Where does the word "haben" show up in the records? Copy every line that holds it.

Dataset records
=== Begin Enclosure ===
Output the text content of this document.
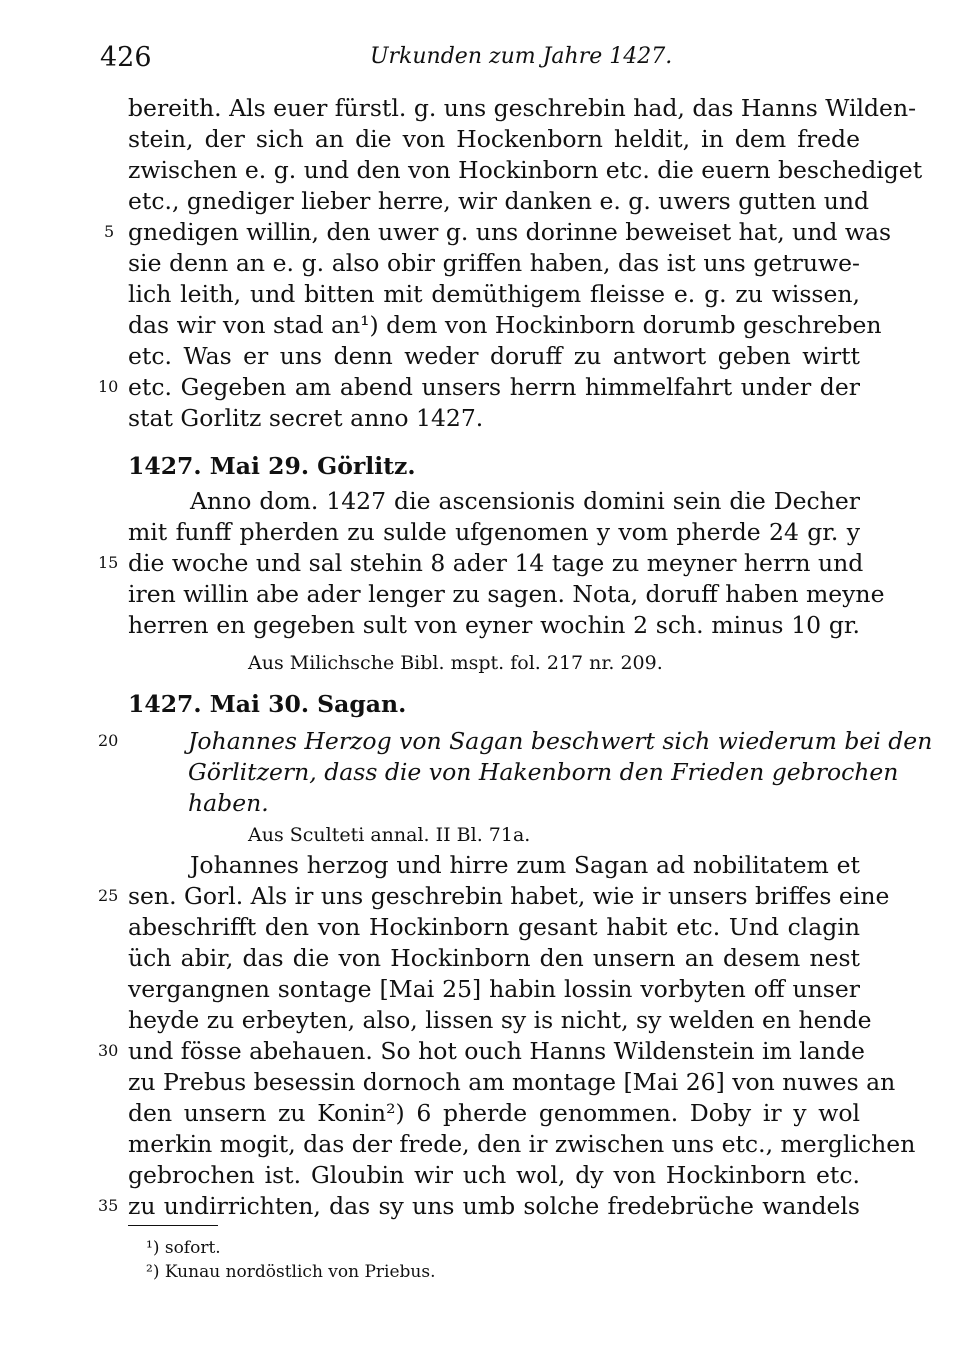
426	Urkunden zum Jahre 1427.
bereith. Als euer fürstl. g. uns geschrebin had, das Hanns Wilden-
stein, der sich an die von Hockenborn heldit, in dem frede
zwischen e. g. und den von Hockinborn etc. die euern beschediget
etc., gnediger lieber herre, wir danken e. g. uwers gutten und
gnedigen willin, den uwer g. uns dorinne beweiset hat, und was
sie denn an e. g. also obir griffen haben, das ist uns getruwe-
lich leith, und bitten mit demüthigem fleisse e. g. zu wissen,
das wir von stad an¹) dem von Hockinborn dorumb geschreben
etc. Was er uns denn weder doruff zu antwort geben wirtt
etc. Gegeben am abend unsers herrn himmelfahrt under der
stat Gorlitz secret anno 1427.
1427. Mai 29. Görlitz.
Anno dom. 1427 die ascensionis domini sein die Decher
mit funff pherden zu sulde ufgenomen y vom pherde 24 gr. y
die woche und sal stehin 8 ader 14 tage zu meyner herrn und
iren willin abe ader lenger zu sagen. Nota, doruff haben meyne
herren en gegeben sult von eyner wochin 2 sch. minus 10 gr.
Aus Milichsche Bibl. mspt. fol. 217 nr. 209.
1427. Mai 30. Sagan.
Johannes Herzog von Sagan beschwert sich wiederum bei den
Görlitzern, dass die von Hakenborn den Frieden gebrochen
haben.
Aus Sculteti annal. II Bl. 71a.
Johannes herzog und hirre zum Sagan ad nobilitatem et
sen. Gorl. Als ir uns geschrebin habet, wie ir unsers briffes eine
abeschrifft den von Hockinborn gesant habit etc. Und clagin
üch abir, das die von Hockinborn den unsern an desem nest
vergangnen sontage [Mai 25] habin lossin vorbyten off unser
heyde zu erbeyten, also, lissen sy is nicht, sy welden en hende
und fösse abehauen. So hot ouch Hanns Wildenstein im lande
zu Prebus besessin dornoch am montage [Mai 26] von nuwes an
den unsern zu Konin²) 6 pherde genommen. Doby ir y wol
merkin mogit, das der frede, den ir zwischen uns etc., merglichen
gebrochen ist. Gloubin wir uch wol, dy von Hockinborn etc.
zu undirrichten, das sy uns umb solche fredebrüche wandels
5
10
15
20
25
30
35
¹) sofort.
²) Kunau nordöstlich von Priebus.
=== End Enclosure ===
# [Exercise answer]
sie denn an e. g. also obir griffen haben, das ist uns getruwe-
iren willin abe ader lenger zu sagen. Nota, doruff haben meyne
haben.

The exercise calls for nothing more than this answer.